* _EXERCISE DETAILS_: Reproduce every line of the data below word for word, leaving out the pictures.

[Data excerpted from a collection]
***
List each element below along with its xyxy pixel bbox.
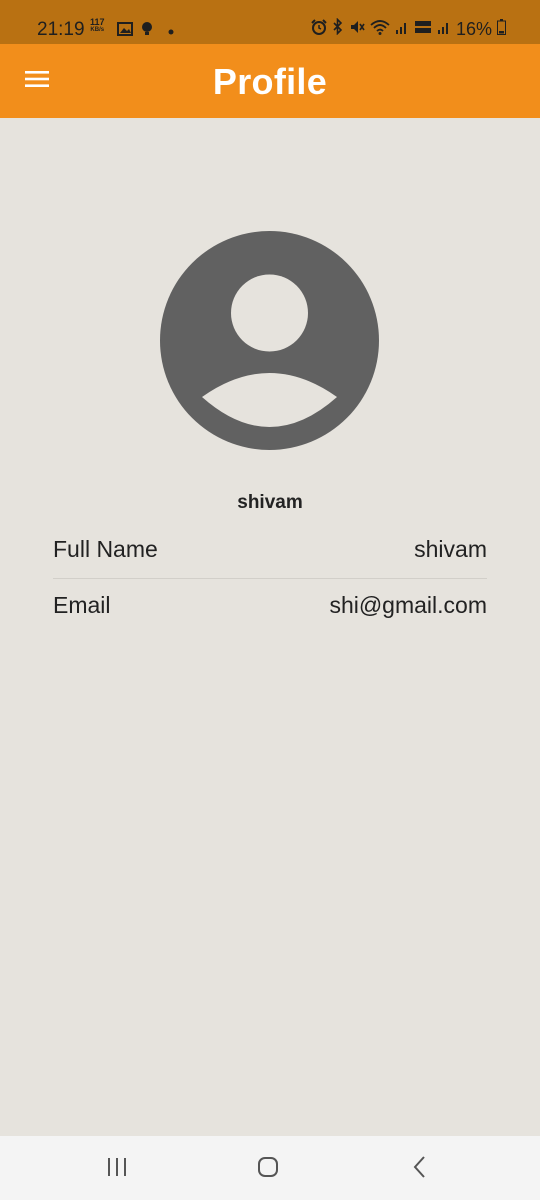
- battery-icon: [497, 18, 506, 40]
- signal-icon: [437, 19, 451, 40]
- network-speed-value: 117: [90, 17, 105, 27]
- home-button[interactable]: [251, 1152, 285, 1186]
- profile-username: shivam: [237, 492, 303, 513]
- dot-icon: [161, 23, 177, 41]
- status-right-icons: 16%: [311, 17, 506, 40]
- full-name-label: Full Name: [53, 536, 158, 562]
- email-label: Email: [53, 592, 111, 618]
- profile-row-full-name: Full Name shivam: [53, 522, 487, 579]
- back-button[interactable]: [403, 1152, 437, 1186]
- home-icon: [257, 1156, 279, 1183]
- network-speed-unit: KB/s: [90, 27, 105, 33]
- email-value: shi@gmail.com: [329, 592, 487, 618]
- status-time: 21:19: [37, 19, 85, 40]
- volte-icon: [414, 19, 432, 40]
- network-speed: 117 KB/s: [90, 18, 105, 34]
- status-left-icons: [117, 21, 177, 42]
- signal-icon: [395, 19, 409, 40]
- wifi-icon: [370, 19, 390, 40]
- bulb-icon: [141, 21, 153, 42]
- back-icon: [412, 1155, 428, 1184]
- app-bar: Profile: [0, 44, 540, 118]
- profile-row-email: Email shi@gmail.com: [53, 578, 487, 634]
- page-title: Profile: [212, 61, 328, 102]
- user-avatar-icon: [160, 231, 379, 450]
- full-name-value: shivam: [414, 536, 487, 562]
- gallery-icon: [117, 22, 133, 41]
- system-nav-bar: [0, 1136, 540, 1200]
- bluetooth-icon: [332, 17, 344, 40]
- battery-percent: 16%: [455, 18, 492, 39]
- status-bar: 21:19 117 KB/s 16%: [0, 0, 540, 44]
- alarm-icon: [311, 18, 327, 40]
- recent-apps-button[interactable]: [100, 1152, 134, 1186]
- recent-apps-icon: [106, 1157, 128, 1182]
- mute-icon: [349, 19, 365, 40]
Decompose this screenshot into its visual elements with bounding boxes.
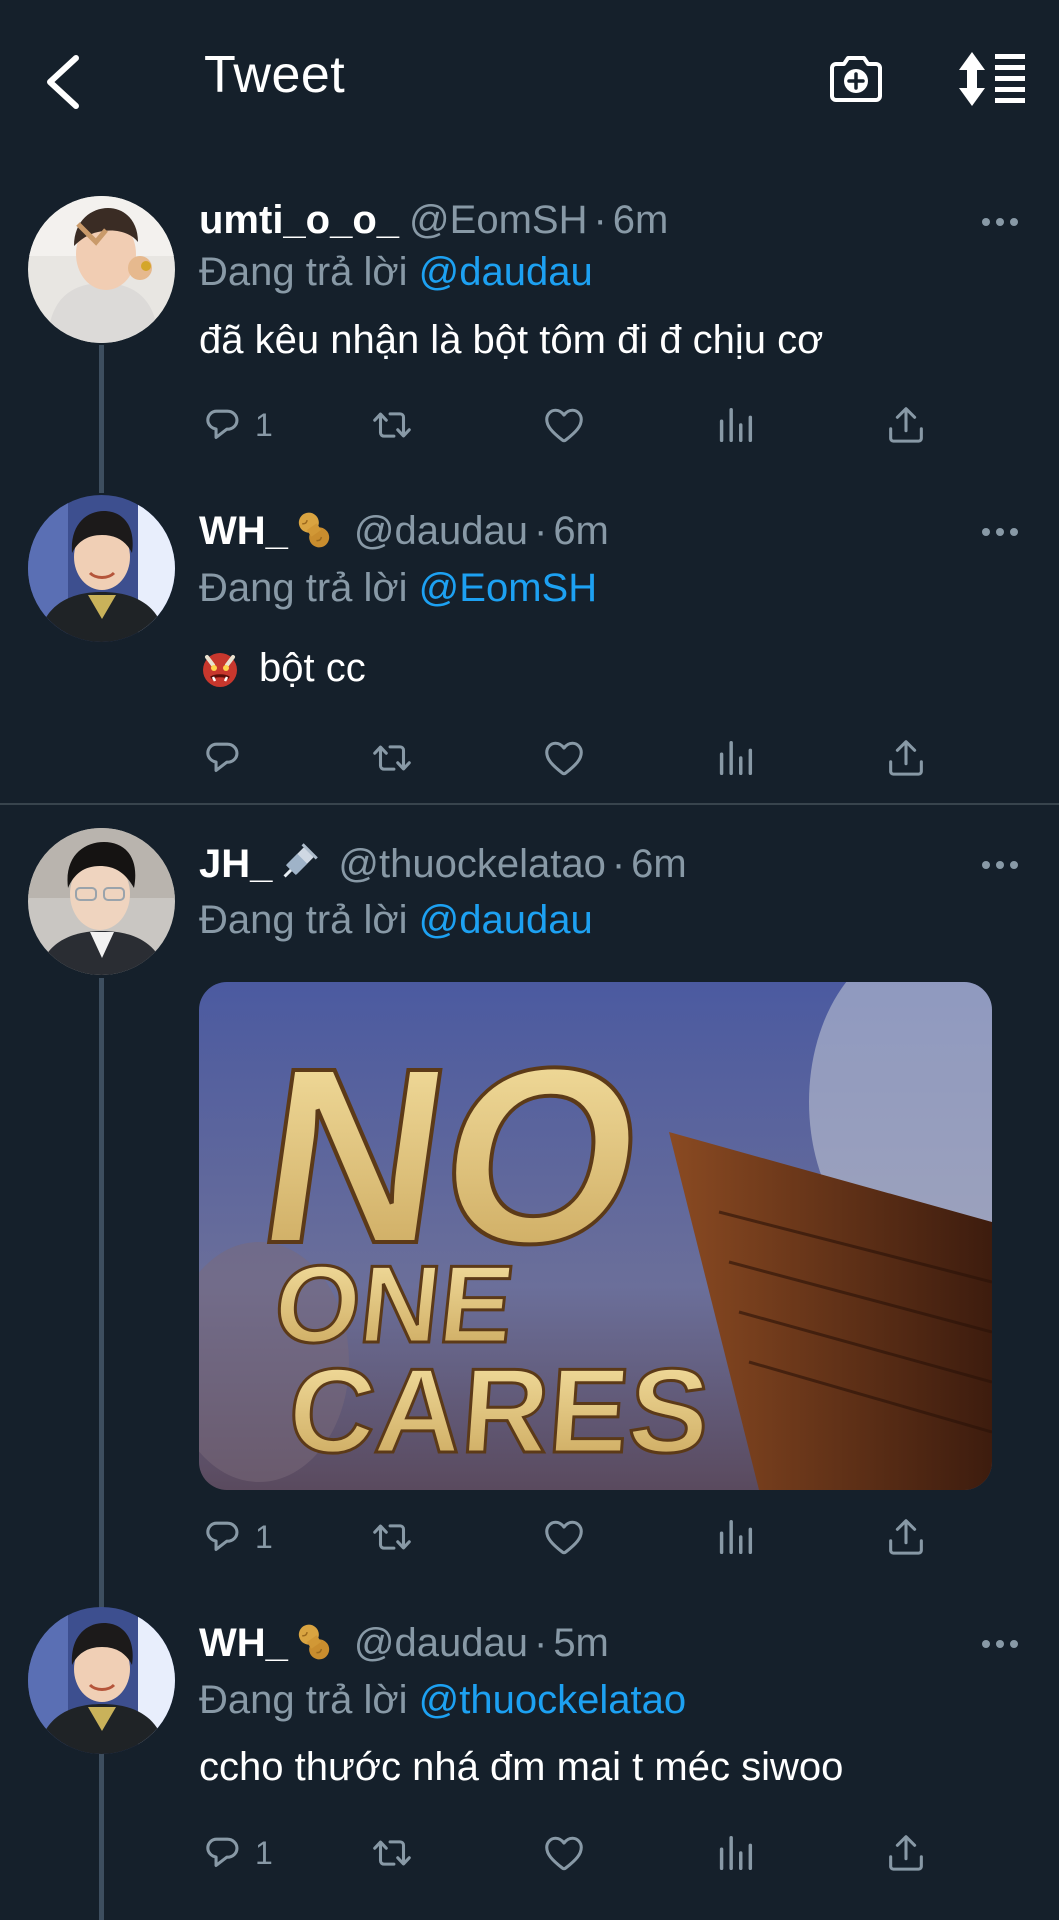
avatar[interactable] [28, 1607, 175, 1754]
handle[interactable]: @daudau [354, 1621, 528, 1665]
stats-button[interactable] [712, 1828, 758, 1878]
like-button[interactable] [541, 1828, 587, 1878]
share-button[interactable] [883, 1828, 929, 1878]
retweet-button[interactable] [369, 1828, 415, 1878]
heart-icon [541, 1830, 587, 1876]
tweet[interactable]: WH_ @daudau · 5m Đang trả lời @thuockelatao… [0, 0, 1059, 1920]
separator: · [533, 1621, 548, 1665]
replying-to-label: Đang trả lời [199, 1678, 408, 1722]
share-icon [883, 1830, 929, 1876]
reply-count: 1 [255, 1834, 273, 1871]
tweet-actions: 1 [199, 1828, 939, 1878]
peanut-icon [292, 1622, 336, 1662]
display-name[interactable]: WH_ [199, 1621, 288, 1665]
reply-button[interactable]: 1 [199, 1828, 273, 1878]
tweet-text: ccho thước nhá đm mai t méc siwoo [199, 1745, 844, 1789]
replying-to: Đang trả lời @thuockelatao [199, 1678, 686, 1723]
stats-icon [712, 1830, 758, 1876]
more-icon[interactable] [980, 1638, 1020, 1650]
reply-icon [199, 1830, 245, 1876]
retweet-icon [369, 1830, 415, 1876]
timestamp: 5m [553, 1621, 609, 1665]
mention-link[interactable]: @thuockelatao [419, 1678, 686, 1722]
tweet-header: WH_ @daudau · 5m [199, 1621, 609, 1666]
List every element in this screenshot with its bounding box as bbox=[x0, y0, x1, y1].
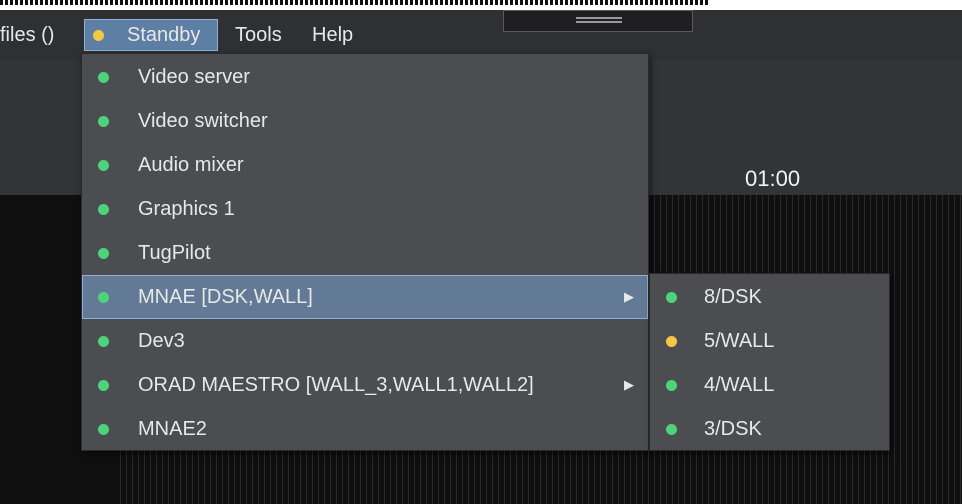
submenu-item-8-dsk[interactable]: 8/DSK bbox=[650, 275, 889, 319]
submenu-item-4-wall[interactable]: 4/WALL bbox=[650, 363, 889, 407]
menu-profiles[interactable]: files () bbox=[0, 19, 54, 51]
menu-item-audio-mixer[interactable]: Audio mixer bbox=[82, 143, 648, 187]
status-dot-icon bbox=[666, 292, 677, 303]
status-dot-icon bbox=[98, 72, 109, 83]
app-window: files () Standby Tools Help 01:00 Video … bbox=[0, 0, 962, 504]
menu-help[interactable]: Help bbox=[312, 19, 353, 51]
status-dot-icon bbox=[666, 380, 677, 391]
menu-item-label: Video switcher bbox=[138, 110, 268, 132]
submenu-item-5-wall[interactable]: 5/WALL bbox=[650, 319, 889, 363]
standby-dropdown-menu: Video server Video switcher Audio mixer … bbox=[81, 53, 649, 451]
status-dot-icon bbox=[98, 380, 109, 391]
menu-item-label: Graphics 1 bbox=[138, 198, 235, 220]
status-dot-icon bbox=[98, 424, 109, 435]
mnae-submenu: 8/DSK 5/WALL 4/WALL 3/DSK bbox=[649, 273, 890, 451]
window-grip-handle[interactable] bbox=[503, 10, 693, 32]
menu-item-label: TugPilot bbox=[138, 242, 211, 264]
submenu-arrow-icon: ▶ bbox=[624, 377, 634, 392]
status-dot-icon bbox=[98, 204, 109, 215]
status-dot-icon bbox=[666, 336, 677, 347]
menu-item-tugpilot[interactable]: TugPilot bbox=[82, 231, 648, 275]
menu-item-mnae[interactable]: MNAE [DSK,WALL] ▶ bbox=[82, 275, 648, 319]
menu-standby[interactable]: Standby bbox=[84, 19, 218, 51]
submenu-item-label: 3/DSK bbox=[704, 418, 762, 440]
menu-item-label: MNAE2 bbox=[138, 418, 207, 440]
menu-item-label: Audio mixer bbox=[138, 154, 244, 176]
top-hatch-pattern bbox=[0, 0, 708, 5]
standby-status-icon bbox=[93, 30, 104, 41]
menu-item-video-server[interactable]: Video server bbox=[82, 55, 648, 99]
submenu-item-3-dsk[interactable]: 3/DSK bbox=[650, 407, 889, 451]
clock-time: 01:00 bbox=[745, 166, 801, 191]
submenu-item-label: 5/WALL bbox=[704, 330, 775, 352]
menu-item-label: ORAD MAESTRO [WALL_3,WALL1,WALL2] bbox=[138, 374, 534, 396]
menu-item-mnae2[interactable]: MNAE2 bbox=[82, 407, 648, 451]
status-dot-icon bbox=[98, 116, 109, 127]
status-dot-icon bbox=[98, 292, 109, 303]
menu-item-label: Dev3 bbox=[138, 330, 185, 352]
grip-line-icon bbox=[576, 21, 622, 23]
submenu-item-label: 8/DSK bbox=[704, 286, 762, 308]
menu-item-graphics-1[interactable]: Graphics 1 bbox=[82, 187, 648, 231]
menu-standby-label: Standby bbox=[127, 24, 201, 46]
submenu-arrow-icon: ▶ bbox=[624, 289, 634, 304]
top-strip bbox=[0, 0, 962, 10]
menu-item-video-switcher[interactable]: Video switcher bbox=[82, 99, 648, 143]
status-dot-icon bbox=[666, 424, 677, 435]
menu-tools[interactable]: Tools bbox=[235, 19, 282, 51]
menu-item-dev3[interactable]: Dev3 bbox=[82, 319, 648, 363]
menu-item-label: MNAE [DSK,WALL] bbox=[138, 286, 313, 308]
status-dot-icon bbox=[98, 336, 109, 347]
grip-line-icon bbox=[576, 17, 622, 19]
status-dot-icon bbox=[98, 160, 109, 171]
menu-item-orad-maestro[interactable]: ORAD MAESTRO [WALL_3,WALL1,WALL2] ▶ bbox=[82, 363, 648, 407]
submenu-item-label: 4/WALL bbox=[704, 374, 775, 396]
menu-item-label: Video server bbox=[138, 66, 250, 88]
status-dot-icon bbox=[98, 248, 109, 259]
***
* _RESPONSE TO THIS TASK_:
List each element below along with its xyxy pixel bbox.
- battery-icon: [497, 18, 506, 40]
- signal-icon: [437, 19, 451, 40]
- network-speed-value: 117: [90, 17, 105, 27]
- home-button[interactable]: [251, 1152, 285, 1186]
- profile-username: shivam: [237, 492, 303, 513]
- dot-icon: [161, 23, 177, 41]
- status-right-icons: 16%: [311, 17, 506, 40]
- full-name-label: Full Name: [53, 536, 158, 562]
- email-label: Email: [53, 592, 111, 618]
- profile-row-full-name: Full Name shivam: [53, 522, 487, 579]
- back-button[interactable]: [403, 1152, 437, 1186]
- home-icon: [257, 1156, 279, 1183]
- network-speed-unit: KB/s: [90, 27, 105, 33]
- email-value: shi@gmail.com: [329, 592, 487, 618]
- status-time: 21:19: [37, 19, 85, 40]
- volte-icon: [414, 19, 432, 40]
- network-speed: 117 KB/s: [90, 18, 105, 34]
- status-left-icons: [117, 21, 177, 42]
- signal-icon: [395, 19, 409, 40]
- wifi-icon: [370, 19, 390, 40]
- bulb-icon: [141, 21, 153, 42]
- back-icon: [412, 1155, 428, 1184]
- app-bar: Profile: [0, 44, 540, 118]
- profile-row-email: Email shi@gmail.com: [53, 578, 487, 634]
- page-title: Profile: [212, 61, 328, 102]
- user-avatar-icon: [160, 231, 379, 450]
- full-name-value: shivam: [414, 536, 487, 562]
- gallery-icon: [117, 22, 133, 41]
- system-nav-bar: [0, 1136, 540, 1200]
- bluetooth-icon: [332, 17, 344, 40]
- battery-percent: 16%: [455, 18, 492, 39]
- status-bar: 21:19 117 KB/s 16%: [0, 0, 540, 44]
- alarm-icon: [311, 18, 327, 40]
- recent-apps-button[interactable]: [100, 1152, 134, 1186]
- recent-apps-icon: [106, 1157, 128, 1182]
- mute-icon: [349, 19, 365, 40]
Decompose this screenshot into its visual elements with bounding boxes.
avatar[interactable] [28, 1607, 175, 1754]
handle[interactable]: @daudau [354, 1621, 528, 1665]
stats-button[interactable] [712, 1828, 758, 1878]
like-button[interactable] [541, 1828, 587, 1878]
share-button[interactable] [883, 1828, 929, 1878]
retweet-button[interactable] [369, 1828, 415, 1878]
heart-icon [541, 1830, 587, 1876]
tweet[interactable]: WH_ @daudau · 5m Đang trả lời @thuockelatao… [0, 0, 1059, 1920]
separator: · [533, 1621, 548, 1665]
replying-to-label: Đang trả lời [199, 1678, 408, 1722]
share-icon [883, 1830, 929, 1876]
reply-count: 1 [255, 1834, 273, 1871]
tweet-actions: 1 [199, 1828, 939, 1878]
peanut-icon [292, 1622, 336, 1662]
display-name[interactable]: WH_ [199, 1621, 288, 1665]
reply-button[interactable]: 1 [199, 1828, 273, 1878]
tweet-text: ccho thước nhá đm mai t méc siwoo [199, 1745, 844, 1789]
replying-to: Đang trả lời @thuockelatao [199, 1678, 686, 1723]
stats-icon [712, 1830, 758, 1876]
more-icon[interactable] [980, 1638, 1020, 1650]
reply-icon [199, 1830, 245, 1876]
retweet-icon [369, 1830, 415, 1876]
timestamp: 5m [553, 1621, 609, 1665]
mention-link[interactable]: @thuockelatao [419, 1678, 686, 1722]
tweet-header: WH_ @daudau · 5m [199, 1621, 609, 1666]
List every element in this screenshot with its bounding box as bbox=[x0, y0, x1, y1].
submenu-item-8-dsk[interactable]: 8/DSK bbox=[650, 275, 889, 319]
submenu-item-4-wall[interactable]: 4/WALL bbox=[650, 363, 889, 407]
menu-profiles[interactable]: files () bbox=[0, 19, 54, 51]
menu-item-audio-mixer[interactable]: Audio mixer bbox=[82, 143, 648, 187]
status-dot-icon bbox=[666, 292, 677, 303]
status-dot-icon bbox=[98, 72, 109, 83]
app-window: files () Standby Tools Help 01:00 Video … bbox=[0, 0, 962, 504]
menu-help[interactable]: Help bbox=[312, 19, 353, 51]
status-dot-icon bbox=[666, 380, 677, 391]
menu-item-label: Video switcher bbox=[138, 110, 268, 132]
submenu-item-5-wall[interactable]: 5/WALL bbox=[650, 319, 889, 363]
standby-dropdown-menu: Video server Video switcher Audio mixer … bbox=[81, 53, 649, 451]
status-dot-icon bbox=[98, 380, 109, 391]
menu-item-label: Graphics 1 bbox=[138, 198, 235, 220]
status-dot-icon bbox=[98, 424, 109, 435]
mnae-submenu: 8/DSK 5/WALL 4/WALL 3/DSK bbox=[649, 273, 890, 451]
window-grip-handle[interactable] bbox=[503, 10, 693, 32]
menu-item-label: TugPilot bbox=[138, 242, 211, 264]
submenu-arrow-icon: ▶ bbox=[624, 377, 634, 392]
status-dot-icon bbox=[98, 204, 109, 215]
status-dot-icon bbox=[666, 336, 677, 347]
menu-item-tugpilot[interactable]: TugPilot bbox=[82, 231, 648, 275]
menu-item-mnae[interactable]: MNAE [DSK,WALL] ▶ bbox=[82, 275, 648, 319]
menu-standby[interactable]: Standby bbox=[84, 19, 218, 51]
submenu-item-label: 3/DSK bbox=[704, 418, 762, 440]
menu-item-label: MNAE2 bbox=[138, 418, 207, 440]
menu-item-label: Audio mixer bbox=[138, 154, 244, 176]
top-hatch-pattern bbox=[0, 0, 708, 5]
standby-status-icon bbox=[93, 30, 104, 41]
menu-item-video-server[interactable]: Video server bbox=[82, 55, 648, 99]
submenu-item-3-dsk[interactable]: 3/DSK bbox=[650, 407, 889, 451]
clock-time: 01:00 bbox=[745, 166, 801, 191]
submenu-item-label: 5/WALL bbox=[704, 330, 775, 352]
menu-item-label: ORAD MAESTRO [WALL_3,WALL1,WALL2] bbox=[138, 374, 534, 396]
menu-item-mnae2[interactable]: MNAE2 bbox=[82, 407, 648, 451]
status-dot-icon bbox=[98, 116, 109, 127]
status-dot-icon bbox=[98, 292, 109, 303]
menu-item-label: Dev3 bbox=[138, 330, 185, 352]
grip-line-icon bbox=[576, 21, 622, 23]
submenu-item-label: 8/DSK bbox=[704, 286, 762, 308]
menu-item-graphics-1[interactable]: Graphics 1 bbox=[82, 187, 648, 231]
menu-standby-label: Standby bbox=[127, 24, 201, 46]
submenu-arrow-icon: ▶ bbox=[624, 289, 634, 304]
top-strip bbox=[0, 0, 962, 10]
menu-item-video-switcher[interactable]: Video switcher bbox=[82, 99, 648, 143]
status-dot-icon bbox=[666, 424, 677, 435]
menu-tools[interactable]: Tools bbox=[235, 19, 282, 51]
menu-item-dev3[interactable]: Dev3 bbox=[82, 319, 648, 363]
menu-item-label: MNAE [DSK,WALL] bbox=[138, 286, 313, 308]
status-dot-icon bbox=[98, 336, 109, 347]
grip-line-icon bbox=[576, 17, 622, 19]
status-dot-icon bbox=[98, 160, 109, 171]
menu-item-orad-maestro[interactable]: ORAD MAESTRO [WALL_3,WALL1,WALL2] ▶ bbox=[82, 363, 648, 407]
submenu-item-label: 4/WALL bbox=[704, 374, 775, 396]
menu-item-label: Video server bbox=[138, 66, 250, 88]
status-dot-icon bbox=[98, 248, 109, 259]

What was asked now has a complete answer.